(Stored data)
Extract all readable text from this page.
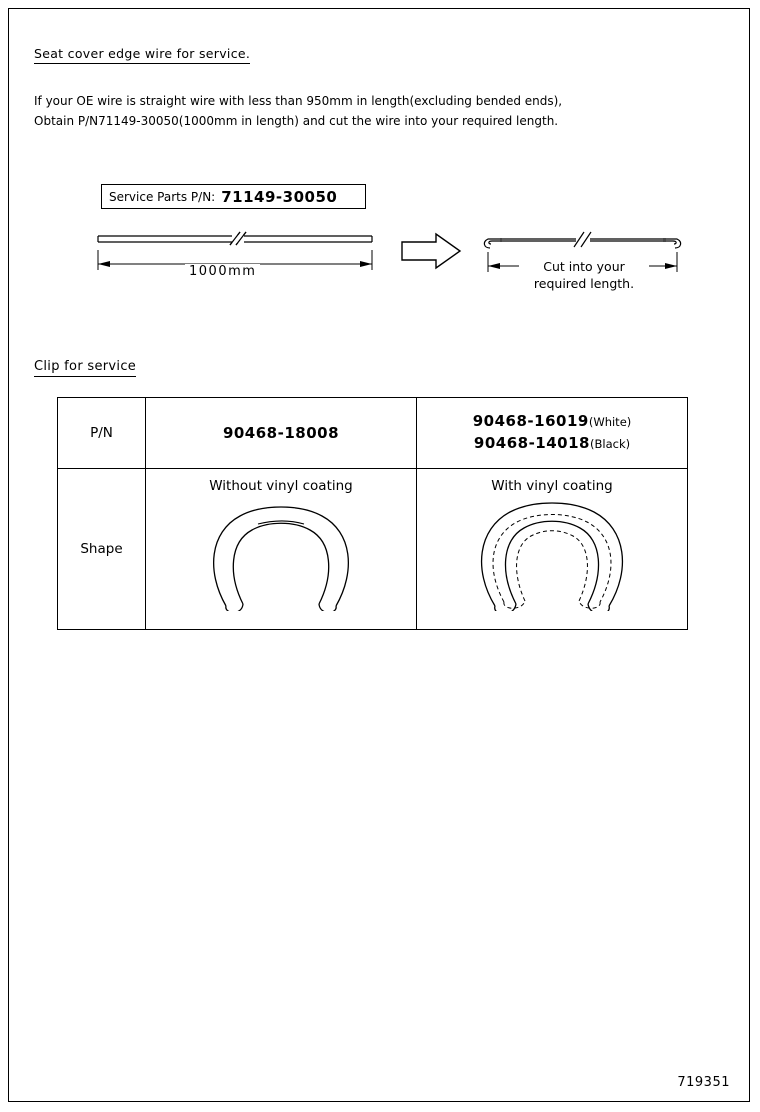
Seat cover edge wire for service.
If your OE wire is straight wire with less than 950mm in length(excluding bended ends),
Obtain P/N71149-30050(1000mm in length) and cut the wire into your required length.
Service Parts P/N: 71149-30050
1000mm	Cut into your
required length.
Clip for service
P/N	90468-18008	90468-16019(White)
90468-14018(Black)

Shape	Without vinyl coating	With vinyl coating
719351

**WHAT THE TASK REQUIRES:** Output every entry exactly as given; pictures are not part of the copy.

**RESULT OF THE TASK:**
Extract all readable text from this page.
Seat cover edge wire for service.
If your OE wire is straight wire with less than 950mm in length(excluding bended ends),
Obtain P/N71149-30050(1000mm in length) and cut the wire into your required length.
Service Parts P/N: 71149-30050
1000mm	Cut into your
required length.
Clip for service
P/N	90468-18008	90468-16019(White)
90468-14018(Black)

Shape	Without vinyl coating	With vinyl coating
719351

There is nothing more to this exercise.